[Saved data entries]
####

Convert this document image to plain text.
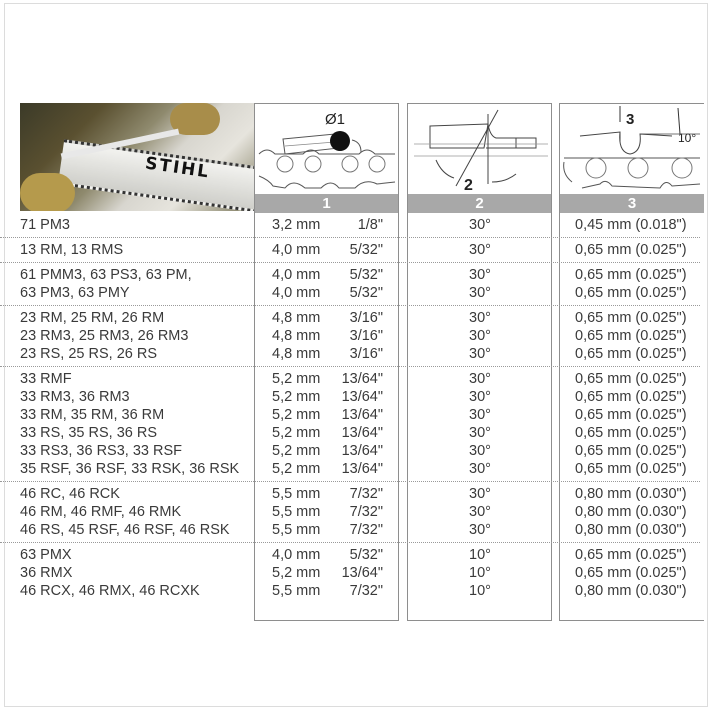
STIHL
Ø1
1
2
2
3
10°
3
71 PM3	3,2 mm	1/8"	30°	0,45 mm (0.018")
13 RM, 13 RMS	4,0 mm 5/32"	30°	0,65 mm (0.025")
61 PMM3, 63 PS3, 63 PM,	4,0 mm 5/32"	30°	0,65 mm (0.025")
63 PM3, 63 PMY	4,0 mm 5/32"	30°	0,65 mm (0.025")
23 RM, 25 RM, 26 RM	4,8 mm 3/16"	30°	0,65 mm (0.025")
23 RM3, 25 RM3, 26 RM3	4,8 mm 3/16"	30°	0,65 mm (0.025")
23 RS, 25 RS, 26 RS	4,8 mm 3/16"	30°	0,65 mm (0.025")
33 RMF	5,2 mm 13/64"	30°	0,65 mm (0.025")
33 RM3, 36 RM3	5,2 mm 13/64"	30°	0,65 mm (0.025")
33 RM, 35 RM, 36 RM	5,2 mm 13/64"	30°	0,65 mm (0.025")
33 RS, 35 RS, 36 RS	5,2 mm 13/64"	30°	0,65 mm (0.025")
33 RS3, 36 RS3, 33 RSF	5,2 mm 13/64"	30°	0,65 mm (0.025")
35 RSF, 36 RSF, 33 RSK, 36 RSK 5,2 mm 13/64"	30°	0,65 mm (0.025")
46 RC, 46 RCK	5,5 mm 7/32"	30°	0,80 mm (0.030")
46 RM, 46 RMF, 46 RMK	5,5 mm 7/32"	30°	0,80 mm (0.030")
46 RS, 45 RSF, 46 RSF, 46 RSK	5,5 mm 7/32"	30°	0,80 mm (0.030")
63 PMX	4,0 mm 5/32"	10°	0,65 mm (0.025")
36 RMX	5,2 mm 13/64"	10°	0,65 mm (0.025")
46 RCX, 46 RMX, 46 RCXK	5,5 mm 7/32"	10°	0,80 mm (0.030")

####

#### [WHAT THE TASK ASKS]
Repeat the listing verbatim. Skip the pictures.

#### [FINISHED EXERCISE]
Convert this document image to plain text.
STIHL
Ø1
1
2
2
3
10°
3
71 PM3	3,2 mm	1/8"	30°	0,45 mm (0.018")
13 RM, 13 RMS	4,0 mm 5/32"	30°	0,65 mm (0.025")
61 PMM3, 63 PS3, 63 PM,	4,0 mm 5/32"	30°	0,65 mm (0.025")
63 PM3, 63 PMY	4,0 mm 5/32"	30°	0,65 mm (0.025")
23 RM, 25 RM, 26 RM	4,8 mm 3/16"	30°	0,65 mm (0.025")
23 RM3, 25 RM3, 26 RM3	4,8 mm 3/16"	30°	0,65 mm (0.025")
23 RS, 25 RS, 26 RS	4,8 mm 3/16"	30°	0,65 mm (0.025")
33 RMF	5,2 mm 13/64"	30°	0,65 mm (0.025")
33 RM3, 36 RM3	5,2 mm 13/64"	30°	0,65 mm (0.025")
33 RM, 35 RM, 36 RM	5,2 mm 13/64"	30°	0,65 mm (0.025")
33 RS, 35 RS, 36 RS	5,2 mm 13/64"	30°	0,65 mm (0.025")
33 RS3, 36 RS3, 33 RSF	5,2 mm 13/64"	30°	0,65 mm (0.025")
35 RSF, 36 RSF, 33 RSK, 36 RSK 5,2 mm 13/64"	30°	0,65 mm (0.025")
46 RC, 46 RCK	5,5 mm 7/32"	30°	0,80 mm (0.030")
46 RM, 46 RMF, 46 RMK	5,5 mm 7/32"	30°	0,80 mm (0.030")
46 RS, 45 RSF, 46 RSF, 46 RSK	5,5 mm 7/32"	30°	0,80 mm (0.030")
63 PMX	4,0 mm 5/32"	10°	0,65 mm (0.025")
36 RMX	5,2 mm 13/64"	10°	0,65 mm (0.025")
46 RCX, 46 RMX, 46 RCXK	5,5 mm 7/32"	10°	0,80 mm (0.030")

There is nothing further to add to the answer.